Work required:
Copy every record below, exactly as written.

[Records from a collection of figures]
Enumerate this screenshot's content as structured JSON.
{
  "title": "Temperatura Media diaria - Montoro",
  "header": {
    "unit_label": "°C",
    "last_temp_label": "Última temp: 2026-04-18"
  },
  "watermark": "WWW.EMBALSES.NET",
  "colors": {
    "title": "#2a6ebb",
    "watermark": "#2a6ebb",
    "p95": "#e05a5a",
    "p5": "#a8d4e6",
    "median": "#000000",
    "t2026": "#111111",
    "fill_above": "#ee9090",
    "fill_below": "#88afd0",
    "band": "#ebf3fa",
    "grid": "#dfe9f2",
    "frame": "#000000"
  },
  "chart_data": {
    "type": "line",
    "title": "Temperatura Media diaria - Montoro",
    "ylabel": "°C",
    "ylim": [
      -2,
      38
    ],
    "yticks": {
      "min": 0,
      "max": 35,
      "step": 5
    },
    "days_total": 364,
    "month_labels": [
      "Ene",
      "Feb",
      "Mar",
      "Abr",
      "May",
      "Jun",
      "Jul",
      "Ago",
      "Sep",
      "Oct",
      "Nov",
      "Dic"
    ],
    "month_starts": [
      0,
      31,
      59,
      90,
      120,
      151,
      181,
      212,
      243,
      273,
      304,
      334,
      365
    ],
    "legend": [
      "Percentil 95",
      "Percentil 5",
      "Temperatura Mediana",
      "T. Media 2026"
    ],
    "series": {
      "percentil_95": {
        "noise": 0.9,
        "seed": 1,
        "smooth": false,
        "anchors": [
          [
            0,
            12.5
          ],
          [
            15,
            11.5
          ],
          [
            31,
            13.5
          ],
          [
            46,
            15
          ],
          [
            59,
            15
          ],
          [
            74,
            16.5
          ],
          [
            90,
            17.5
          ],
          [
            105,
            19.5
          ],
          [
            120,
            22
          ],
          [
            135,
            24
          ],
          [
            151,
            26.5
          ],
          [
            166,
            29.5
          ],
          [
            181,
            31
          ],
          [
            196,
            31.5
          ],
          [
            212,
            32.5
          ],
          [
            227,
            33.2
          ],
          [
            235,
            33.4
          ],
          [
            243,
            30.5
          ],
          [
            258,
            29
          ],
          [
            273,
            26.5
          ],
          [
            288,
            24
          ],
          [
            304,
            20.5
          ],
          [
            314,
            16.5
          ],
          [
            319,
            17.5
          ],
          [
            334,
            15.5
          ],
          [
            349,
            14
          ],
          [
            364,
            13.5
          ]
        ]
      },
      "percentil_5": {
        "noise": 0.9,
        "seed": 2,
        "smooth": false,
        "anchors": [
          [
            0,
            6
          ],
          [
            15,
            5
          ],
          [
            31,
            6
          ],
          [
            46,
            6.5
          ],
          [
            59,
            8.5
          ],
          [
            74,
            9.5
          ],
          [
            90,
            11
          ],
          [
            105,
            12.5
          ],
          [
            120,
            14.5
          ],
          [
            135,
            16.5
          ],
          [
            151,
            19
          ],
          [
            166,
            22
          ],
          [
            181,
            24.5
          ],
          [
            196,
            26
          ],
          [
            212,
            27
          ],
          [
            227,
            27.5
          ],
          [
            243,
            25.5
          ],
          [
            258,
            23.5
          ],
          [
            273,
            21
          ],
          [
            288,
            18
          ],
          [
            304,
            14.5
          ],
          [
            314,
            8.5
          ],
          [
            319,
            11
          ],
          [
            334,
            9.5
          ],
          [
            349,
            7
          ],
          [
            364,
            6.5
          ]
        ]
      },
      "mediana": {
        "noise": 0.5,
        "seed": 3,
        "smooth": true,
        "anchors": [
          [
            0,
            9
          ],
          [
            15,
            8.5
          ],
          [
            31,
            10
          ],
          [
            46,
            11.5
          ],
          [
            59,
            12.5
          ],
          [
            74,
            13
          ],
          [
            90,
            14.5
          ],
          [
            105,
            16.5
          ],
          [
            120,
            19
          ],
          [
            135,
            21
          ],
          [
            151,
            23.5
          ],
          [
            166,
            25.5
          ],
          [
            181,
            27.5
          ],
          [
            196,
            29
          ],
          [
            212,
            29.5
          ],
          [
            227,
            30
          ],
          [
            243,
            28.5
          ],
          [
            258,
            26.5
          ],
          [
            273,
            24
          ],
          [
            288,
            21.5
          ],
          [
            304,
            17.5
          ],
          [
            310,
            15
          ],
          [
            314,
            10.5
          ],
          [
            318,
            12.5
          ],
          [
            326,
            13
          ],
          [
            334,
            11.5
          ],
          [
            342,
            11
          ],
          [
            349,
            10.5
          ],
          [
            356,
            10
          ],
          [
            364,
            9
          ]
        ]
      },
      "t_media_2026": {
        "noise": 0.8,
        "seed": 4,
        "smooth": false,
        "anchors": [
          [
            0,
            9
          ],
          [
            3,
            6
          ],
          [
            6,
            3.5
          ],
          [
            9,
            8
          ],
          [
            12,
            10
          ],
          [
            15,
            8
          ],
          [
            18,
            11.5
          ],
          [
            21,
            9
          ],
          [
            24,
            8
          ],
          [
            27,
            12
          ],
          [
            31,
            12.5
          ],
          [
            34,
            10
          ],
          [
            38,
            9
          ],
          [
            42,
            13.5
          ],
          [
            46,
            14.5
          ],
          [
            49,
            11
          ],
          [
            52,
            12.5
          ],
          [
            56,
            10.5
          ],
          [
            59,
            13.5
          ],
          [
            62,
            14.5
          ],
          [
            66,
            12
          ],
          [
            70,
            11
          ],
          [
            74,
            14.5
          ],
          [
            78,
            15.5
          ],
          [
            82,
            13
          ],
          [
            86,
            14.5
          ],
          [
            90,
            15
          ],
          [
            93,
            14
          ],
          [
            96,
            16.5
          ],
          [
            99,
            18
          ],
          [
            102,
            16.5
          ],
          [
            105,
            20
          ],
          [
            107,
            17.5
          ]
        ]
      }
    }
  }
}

Right answer:
Enumerate this screenshot's content as structured JSON.
{
  "title": "Temperatura Media diaria - Montoro",
  "header": {
    "unit_label": "°C",
    "last_temp_label": "Última temp: 2026-04-18"
  },
  "watermark": "WWW.EMBALSES.NET",
  "colors": {
    "title": "#2a6ebb",
    "watermark": "#2a6ebb",
    "p95": "#e05a5a",
    "p5": "#a8d4e6",
    "median": "#000000",
    "t2026": "#111111",
    "fill_above": "#ee9090",
    "fill_below": "#88afd0",
    "band": "#ebf3fa",
    "grid": "#dfe9f2",
    "frame": "#000000"
  },
  "chart_data": {
    "type": "line",
    "title": "Temperatura Media diaria - Montoro",
    "ylabel": "°C",
    "ylim": [
      -2,
      38
    ],
    "yticks": {
      "min": 0,
      "max": 35,
      "step": 5
    },
    "days_total": 364,
    "month_labels": [
      "Ene",
      "Feb",
      "Mar",
      "Abr",
      "May",
      "Jun",
      "Jul",
      "Ago",
      "Sep",
      "Oct",
      "Nov",
      "Dic"
    ],
    "month_starts": [
      0,
      31,
      59,
      90,
      120,
      151,
      181,
      212,
      243,
      273,
      304,
      334,
      365
    ],
    "legend": [
      "Percentil 95",
      "Percentil 5",
      "Temperatura Mediana",
      "T. Media 2026"
    ],
    "series": {
      "percentil_95": {
        "noise": 0.9,
        "seed": 1,
        "smooth": false,
        "anchors": [
          [
            0,
            12.5
          ],
          [
            15,
            11.5
          ],
          [
            31,
            13.5
          ],
          [
            46,
            15
          ],
          [
            59,
            15
          ],
          [
            74,
            16.5
          ],
          [
            90,
            17.5
          ],
          [
            105,
            19.5
          ],
          [
            120,
            22
          ],
          [
            135,
            24
          ],
          [
            151,
            26.5
          ],
          [
            166,
            29.5
          ],
          [
            181,
            31
          ],
          [
            196,
            31.5
          ],
          [
            212,
            32.5
          ],
          [
            227,
            33.2
          ],
          [
            235,
            33.4
          ],
          [
            243,
            30.5
          ],
          [
            258,
            29
          ],
          [
            273,
            26.5
          ],
          [
            288,
            24
          ],
          [
            304,
            20.5
          ],
          [
            314,
            16.5
          ],
          [
            319,
            17.5
          ],
          [
            334,
            15.5
          ],
          [
            349,
            14
          ],
          [
            364,
            13.5
          ]
        ]
      },
      "percentil_5": {
        "noise": 0.9,
        "seed": 2,
        "smooth": false,
        "anchors": [
          [
            0,
            6
          ],
          [
            15,
            5
          ],
          [
            31,
            6
          ],
          [
            46,
            6.5
          ],
          [
            59,
            8.5
          ],
          [
            74,
            9.5
          ],
          [
            90,
            11
          ],
          [
            105,
            12.5
          ],
          [
            120,
            14.5
          ],
          [
            135,
            16.5
          ],
          [
            151,
            19
          ],
          [
            166,
            22
          ],
          [
            181,
            24.5
          ],
          [
            196,
            26
          ],
          [
            212,
            27
          ],
          [
            227,
            27.5
          ],
          [
            243,
            25.5
          ],
          [
            258,
            23.5
          ],
          [
            273,
            21
          ],
          [
            288,
            18
          ],
          [
            304,
            14.5
          ],
          [
            314,
            8.5
          ],
          [
            319,
            11
          ],
          [
            334,
            9.5
          ],
          [
            349,
            7
          ],
          [
            364,
            6.5
          ]
        ]
      },
      "mediana": {
        "noise": 0.5,
        "seed": 3,
        "smooth": true,
        "anchors": [
          [
            0,
            9
          ],
          [
            15,
            8.5
          ],
          [
            31,
            10
          ],
          [
            46,
            11.5
          ],
          [
            59,
            12.5
          ],
          [
            74,
            13
          ],
          [
            90,
            14.5
          ],
          [
            105,
            16.5
          ],
          [
            120,
            19
          ],
          [
            135,
            21
          ],
          [
            151,
            23.5
          ],
          [
            166,
            25.5
          ],
          [
            181,
            27.5
          ],
          [
            196,
            29
          ],
          [
            212,
            29.5
          ],
          [
            227,
            30
          ],
          [
            243,
            28.5
          ],
          [
            258,
            26.5
          ],
          [
            273,
            24
          ],
          [
            288,
            21.5
          ],
          [
            304,
            17.5
          ],
          [
            310,
            15
          ],
          [
            314,
            10.5
          ],
          [
            318,
            12.5
          ],
          [
            326,
            13
          ],
          [
            334,
            11.5
          ],
          [
            342,
            11
          ],
          [
            349,
            10.5
          ],
          [
            356,
            10
          ],
          [
            364,
            9
          ]
        ]
      },
      "t_media_2026": {
        "noise": 0.8,
        "seed": 4,
        "smooth": false,
        "anchors": [
          [
            0,
            9
          ],
          [
            3,
            6
          ],
          [
            6,
            3.5
          ],
          [
            9,
            8
          ],
          [
            12,
            10
          ],
          [
            15,
            8
          ],
          [
            18,
            11.5
          ],
          [
            21,
            9
          ],
          [
            24,
            8
          ],
          [
            27,
            12
          ],
          [
            31,
            12.5
          ],
          [
            34,
            10
          ],
          [
            38,
            9
          ],
          [
            42,
            13.5
          ],
          [
            46,
            14.5
          ],
          [
            49,
            11
          ],
          [
            52,
            12.5
          ],
          [
            56,
            10.5
          ],
          [
            59,
            13.5
          ],
          [
            62,
            14.5
          ],
          [
            66,
            12
          ],
          [
            70,
            11
          ],
          [
            74,
            14.5
          ],
          [
            78,
            15.5
          ],
          [
            82,
            13
          ],
          [
            86,
            14.5
          ],
          [
            90,
            15
          ],
          [
            93,
            14
          ],
          [
            96,
            16.5
          ],
          [
            99,
            18
          ],
          [
            102,
            16.5
          ],
          [
            105,
            20
          ],
          [
            107,
            17.5
          ]
        ]
      }
    }
  }
}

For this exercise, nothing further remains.